**YOUR TASK:** Print the records below exactly as they appear.

=-=-=-=-=

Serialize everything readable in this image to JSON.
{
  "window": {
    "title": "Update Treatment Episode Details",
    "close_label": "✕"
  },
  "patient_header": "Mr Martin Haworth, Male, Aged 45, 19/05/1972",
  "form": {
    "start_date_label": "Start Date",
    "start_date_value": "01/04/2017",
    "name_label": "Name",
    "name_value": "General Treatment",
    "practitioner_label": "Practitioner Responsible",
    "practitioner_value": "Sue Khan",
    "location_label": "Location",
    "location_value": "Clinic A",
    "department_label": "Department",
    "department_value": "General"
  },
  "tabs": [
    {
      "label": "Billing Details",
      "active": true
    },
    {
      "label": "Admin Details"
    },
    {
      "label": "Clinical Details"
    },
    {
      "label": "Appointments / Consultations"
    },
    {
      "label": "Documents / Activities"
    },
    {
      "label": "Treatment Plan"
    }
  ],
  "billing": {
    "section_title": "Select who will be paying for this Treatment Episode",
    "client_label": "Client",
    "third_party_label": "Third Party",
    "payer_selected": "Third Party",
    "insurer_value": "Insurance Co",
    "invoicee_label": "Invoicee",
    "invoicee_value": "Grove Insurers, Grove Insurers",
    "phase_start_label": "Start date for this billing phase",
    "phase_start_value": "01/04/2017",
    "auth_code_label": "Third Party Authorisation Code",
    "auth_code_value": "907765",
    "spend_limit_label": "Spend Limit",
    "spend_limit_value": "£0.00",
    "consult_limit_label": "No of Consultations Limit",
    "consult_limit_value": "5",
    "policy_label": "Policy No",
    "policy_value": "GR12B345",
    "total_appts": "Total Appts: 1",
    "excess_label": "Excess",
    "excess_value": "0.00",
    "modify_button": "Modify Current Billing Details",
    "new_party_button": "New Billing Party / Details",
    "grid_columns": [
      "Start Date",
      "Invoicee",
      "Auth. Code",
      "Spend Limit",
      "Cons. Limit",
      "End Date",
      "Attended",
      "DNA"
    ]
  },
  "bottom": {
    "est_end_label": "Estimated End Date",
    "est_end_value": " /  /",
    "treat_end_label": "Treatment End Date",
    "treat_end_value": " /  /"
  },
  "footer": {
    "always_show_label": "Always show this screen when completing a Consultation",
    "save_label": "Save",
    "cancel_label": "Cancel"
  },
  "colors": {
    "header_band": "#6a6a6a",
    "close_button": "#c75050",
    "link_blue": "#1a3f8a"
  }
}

=-=-=-=-=

**WRITTEN SOLUTION:**
Serialize everything readable in this image to JSON.
{
  "window": {
    "title": "Update Treatment Episode Details",
    "close_label": "✕"
  },
  "patient_header": "Mr Martin Haworth, Male, Aged 45, 19/05/1972",
  "form": {
    "start_date_label": "Start Date",
    "start_date_value": "01/04/2017",
    "name_label": "Name",
    "name_value": "General Treatment",
    "practitioner_label": "Practitioner Responsible",
    "practitioner_value": "Sue Khan",
    "location_label": "Location",
    "location_value": "Clinic A",
    "department_label": "Department",
    "department_value": "General"
  },
  "tabs": [
    {
      "label": "Billing Details",
      "active": true
    },
    {
      "label": "Admin Details"
    },
    {
      "label": "Clinical Details"
    },
    {
      "label": "Appointments / Consultations"
    },
    {
      "label": "Documents / Activities"
    },
    {
      "label": "Treatment Plan"
    }
  ],
  "billing": {
    "section_title": "Select who will be paying for this Treatment Episode",
    "client_label": "Client",
    "third_party_label": "Third Party",
    "payer_selected": "Third Party",
    "insurer_value": "Insurance Co",
    "invoicee_label": "Invoicee",
    "invoicee_value": "Grove Insurers, Grove Insurers",
    "phase_start_label": "Start date for this billing phase",
    "phase_start_value": "01/04/2017",
    "auth_code_label": "Third Party Authorisation Code",
    "auth_code_value": "907765",
    "spend_limit_label": "Spend Limit",
    "spend_limit_value": "£0.00",
    "consult_limit_label": "No of Consultations Limit",
    "consult_limit_value": "5",
    "policy_label": "Policy No",
    "policy_value": "GR12B345",
    "total_appts": "Total Appts: 1",
    "excess_label": "Excess",
    "excess_value": "0.00",
    "modify_button": "Modify Current Billing Details",
    "new_party_button": "New Billing Party / Details",
    "grid_columns": [
      "Start Date",
      "Invoicee",
      "Auth. Code",
      "Spend Limit",
      "Cons. Limit",
      "End Date",
      "Attended",
      "DNA"
    ]
  },
  "bottom": {
    "est_end_label": "Estimated End Date",
    "est_end_value": " /  /",
    "treat_end_label": "Treatment End Date",
    "treat_end_value": " /  /"
  },
  "footer": {
    "always_show_label": "Always show this screen when completing a Consultation",
    "save_label": "Save",
    "cancel_label": "Cancel"
  },
  "colors": {
    "header_band": "#6a6a6a",
    "close_button": "#c75050",
    "link_blue": "#1a3f8a"
  }
}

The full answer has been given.